Quote each record exactly, please, leaving none out.

┄┄┄┄┄┄┄┄┄┄┄┄┄┄┄┄┄┄┄┄

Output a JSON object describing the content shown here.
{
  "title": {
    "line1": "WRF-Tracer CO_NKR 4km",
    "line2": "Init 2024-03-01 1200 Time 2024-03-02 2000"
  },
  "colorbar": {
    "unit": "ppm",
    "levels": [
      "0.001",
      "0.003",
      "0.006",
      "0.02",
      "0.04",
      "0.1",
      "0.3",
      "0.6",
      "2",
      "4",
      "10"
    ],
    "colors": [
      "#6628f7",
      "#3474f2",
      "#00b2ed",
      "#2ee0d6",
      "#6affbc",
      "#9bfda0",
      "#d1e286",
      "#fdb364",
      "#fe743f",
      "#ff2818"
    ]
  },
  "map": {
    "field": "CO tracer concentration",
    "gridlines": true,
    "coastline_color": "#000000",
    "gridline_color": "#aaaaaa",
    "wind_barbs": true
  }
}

┄┄┄┄┄┄┄┄┄┄┄┄┄┄┄┄┄┄┄┄

Final answer —
Output a JSON object describing the content shown here.
{
  "title": {
    "line1": "WRF-Tracer CO_NKR 4km",
    "line2": "Init 2024-03-01 1200 Time 2024-03-02 2000"
  },
  "colorbar": {
    "unit": "ppm",
    "levels": [
      "0.001",
      "0.003",
      "0.006",
      "0.02",
      "0.04",
      "0.1",
      "0.3",
      "0.6",
      "2",
      "4",
      "10"
    ],
    "colors": [
      "#6628f7",
      "#3474f2",
      "#00b2ed",
      "#2ee0d6",
      "#6affbc",
      "#9bfda0",
      "#d1e286",
      "#fdb364",
      "#fe743f",
      "#ff2818"
    ]
  },
  "map": {
    "field": "CO tracer concentration",
    "gridlines": true,
    "coastline_color": "#000000",
    "gridline_color": "#aaaaaa",
    "wind_barbs": true
  }
}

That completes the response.